Supplied material:
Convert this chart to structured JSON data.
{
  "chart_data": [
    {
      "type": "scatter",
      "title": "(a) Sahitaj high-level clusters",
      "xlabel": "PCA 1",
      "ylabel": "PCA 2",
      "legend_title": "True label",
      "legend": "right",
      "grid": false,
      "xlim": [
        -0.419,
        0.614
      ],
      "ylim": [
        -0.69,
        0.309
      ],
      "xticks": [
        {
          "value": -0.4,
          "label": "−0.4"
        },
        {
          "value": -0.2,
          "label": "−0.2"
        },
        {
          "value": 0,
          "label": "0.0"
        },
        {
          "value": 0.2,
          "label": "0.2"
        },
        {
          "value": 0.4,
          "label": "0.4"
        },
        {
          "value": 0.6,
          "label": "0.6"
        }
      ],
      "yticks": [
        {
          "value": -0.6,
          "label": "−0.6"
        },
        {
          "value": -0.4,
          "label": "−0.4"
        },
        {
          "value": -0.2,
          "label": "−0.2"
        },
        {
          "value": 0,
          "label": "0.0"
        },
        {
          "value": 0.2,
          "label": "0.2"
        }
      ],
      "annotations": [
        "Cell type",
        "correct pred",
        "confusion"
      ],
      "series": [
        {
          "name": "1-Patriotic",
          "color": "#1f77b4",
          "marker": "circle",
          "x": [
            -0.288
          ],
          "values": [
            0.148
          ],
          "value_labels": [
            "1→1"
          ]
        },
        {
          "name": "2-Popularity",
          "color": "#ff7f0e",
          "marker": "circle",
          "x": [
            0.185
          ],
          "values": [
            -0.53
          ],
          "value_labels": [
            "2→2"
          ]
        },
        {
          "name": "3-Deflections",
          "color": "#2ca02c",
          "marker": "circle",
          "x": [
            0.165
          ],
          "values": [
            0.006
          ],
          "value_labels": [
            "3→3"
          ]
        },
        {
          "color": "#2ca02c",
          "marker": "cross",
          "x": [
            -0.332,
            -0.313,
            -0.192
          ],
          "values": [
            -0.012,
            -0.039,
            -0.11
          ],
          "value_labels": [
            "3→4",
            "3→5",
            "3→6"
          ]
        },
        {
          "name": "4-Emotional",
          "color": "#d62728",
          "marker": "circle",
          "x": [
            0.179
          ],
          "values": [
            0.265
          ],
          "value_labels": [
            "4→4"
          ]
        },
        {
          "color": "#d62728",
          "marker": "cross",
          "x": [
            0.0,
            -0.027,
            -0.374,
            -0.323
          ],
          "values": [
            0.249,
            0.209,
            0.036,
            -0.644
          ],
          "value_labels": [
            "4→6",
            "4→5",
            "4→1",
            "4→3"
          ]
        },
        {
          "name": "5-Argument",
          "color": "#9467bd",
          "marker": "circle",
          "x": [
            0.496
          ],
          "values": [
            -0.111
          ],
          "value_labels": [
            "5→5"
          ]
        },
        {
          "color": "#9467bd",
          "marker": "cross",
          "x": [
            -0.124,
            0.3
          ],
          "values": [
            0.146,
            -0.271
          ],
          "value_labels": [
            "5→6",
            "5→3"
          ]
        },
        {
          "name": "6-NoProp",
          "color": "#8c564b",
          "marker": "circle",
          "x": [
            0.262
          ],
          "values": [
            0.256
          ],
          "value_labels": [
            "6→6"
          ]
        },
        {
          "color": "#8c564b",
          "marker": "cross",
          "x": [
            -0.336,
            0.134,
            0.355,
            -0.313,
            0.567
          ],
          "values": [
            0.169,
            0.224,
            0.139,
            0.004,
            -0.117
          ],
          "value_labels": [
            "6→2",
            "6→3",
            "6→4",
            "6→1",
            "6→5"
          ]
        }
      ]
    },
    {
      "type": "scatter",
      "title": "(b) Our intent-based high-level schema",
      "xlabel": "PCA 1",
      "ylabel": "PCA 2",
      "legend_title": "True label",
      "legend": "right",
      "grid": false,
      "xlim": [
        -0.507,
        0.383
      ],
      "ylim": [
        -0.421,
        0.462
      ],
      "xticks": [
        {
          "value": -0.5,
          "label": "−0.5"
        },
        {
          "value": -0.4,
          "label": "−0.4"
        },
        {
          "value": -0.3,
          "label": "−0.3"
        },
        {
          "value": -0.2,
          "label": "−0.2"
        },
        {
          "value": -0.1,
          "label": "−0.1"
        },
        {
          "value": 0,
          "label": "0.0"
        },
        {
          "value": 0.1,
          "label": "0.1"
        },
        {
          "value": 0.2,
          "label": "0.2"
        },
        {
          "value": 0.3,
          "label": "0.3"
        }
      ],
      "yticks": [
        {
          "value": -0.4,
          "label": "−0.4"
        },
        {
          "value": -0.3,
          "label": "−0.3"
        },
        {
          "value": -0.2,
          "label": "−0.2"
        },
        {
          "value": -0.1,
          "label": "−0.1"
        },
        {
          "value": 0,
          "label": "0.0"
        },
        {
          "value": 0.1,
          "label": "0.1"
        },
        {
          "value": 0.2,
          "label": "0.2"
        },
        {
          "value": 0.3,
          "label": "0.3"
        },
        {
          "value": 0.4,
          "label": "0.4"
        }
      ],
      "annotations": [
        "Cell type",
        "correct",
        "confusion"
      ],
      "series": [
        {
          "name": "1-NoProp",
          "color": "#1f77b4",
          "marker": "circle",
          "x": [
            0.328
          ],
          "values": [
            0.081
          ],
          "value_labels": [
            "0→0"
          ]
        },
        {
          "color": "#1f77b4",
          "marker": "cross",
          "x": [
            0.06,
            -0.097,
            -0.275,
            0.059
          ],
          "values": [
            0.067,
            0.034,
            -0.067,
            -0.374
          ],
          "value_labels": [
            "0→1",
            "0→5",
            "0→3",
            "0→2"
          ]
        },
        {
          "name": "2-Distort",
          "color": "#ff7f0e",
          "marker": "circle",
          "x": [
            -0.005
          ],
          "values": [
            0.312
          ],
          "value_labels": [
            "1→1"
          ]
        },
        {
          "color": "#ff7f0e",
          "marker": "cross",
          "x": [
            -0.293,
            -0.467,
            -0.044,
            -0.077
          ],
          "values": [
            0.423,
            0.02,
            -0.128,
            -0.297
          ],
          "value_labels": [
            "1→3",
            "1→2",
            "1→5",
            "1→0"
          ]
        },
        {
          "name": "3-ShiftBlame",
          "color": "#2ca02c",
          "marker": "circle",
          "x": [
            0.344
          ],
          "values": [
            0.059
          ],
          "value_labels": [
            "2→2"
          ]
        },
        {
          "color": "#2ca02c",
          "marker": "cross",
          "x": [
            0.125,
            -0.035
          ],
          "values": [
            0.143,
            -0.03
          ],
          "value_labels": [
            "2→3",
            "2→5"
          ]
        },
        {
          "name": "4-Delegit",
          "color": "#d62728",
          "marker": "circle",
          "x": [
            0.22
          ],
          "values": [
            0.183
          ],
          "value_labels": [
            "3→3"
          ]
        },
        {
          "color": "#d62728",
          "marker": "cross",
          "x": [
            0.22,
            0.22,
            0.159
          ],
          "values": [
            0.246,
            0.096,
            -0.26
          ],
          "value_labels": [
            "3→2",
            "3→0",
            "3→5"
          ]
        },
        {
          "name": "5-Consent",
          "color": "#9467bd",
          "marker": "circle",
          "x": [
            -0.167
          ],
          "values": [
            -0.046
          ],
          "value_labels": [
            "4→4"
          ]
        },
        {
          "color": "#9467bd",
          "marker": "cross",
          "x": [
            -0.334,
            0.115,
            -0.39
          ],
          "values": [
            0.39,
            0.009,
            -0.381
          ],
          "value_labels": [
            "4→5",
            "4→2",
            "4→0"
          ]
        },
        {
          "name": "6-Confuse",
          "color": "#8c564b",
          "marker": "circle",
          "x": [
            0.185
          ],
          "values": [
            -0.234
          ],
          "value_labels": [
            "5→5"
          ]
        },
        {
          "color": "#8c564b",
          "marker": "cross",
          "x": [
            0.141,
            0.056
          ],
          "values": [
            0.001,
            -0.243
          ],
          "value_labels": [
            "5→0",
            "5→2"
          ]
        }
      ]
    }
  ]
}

Exercise objective:
Go through the lines above. Select every one that has the string "level".

Worked answer:
      "title": "(a) Sahitaj high-level clusters",
      "title": "(b) Our intent-based high-level schema",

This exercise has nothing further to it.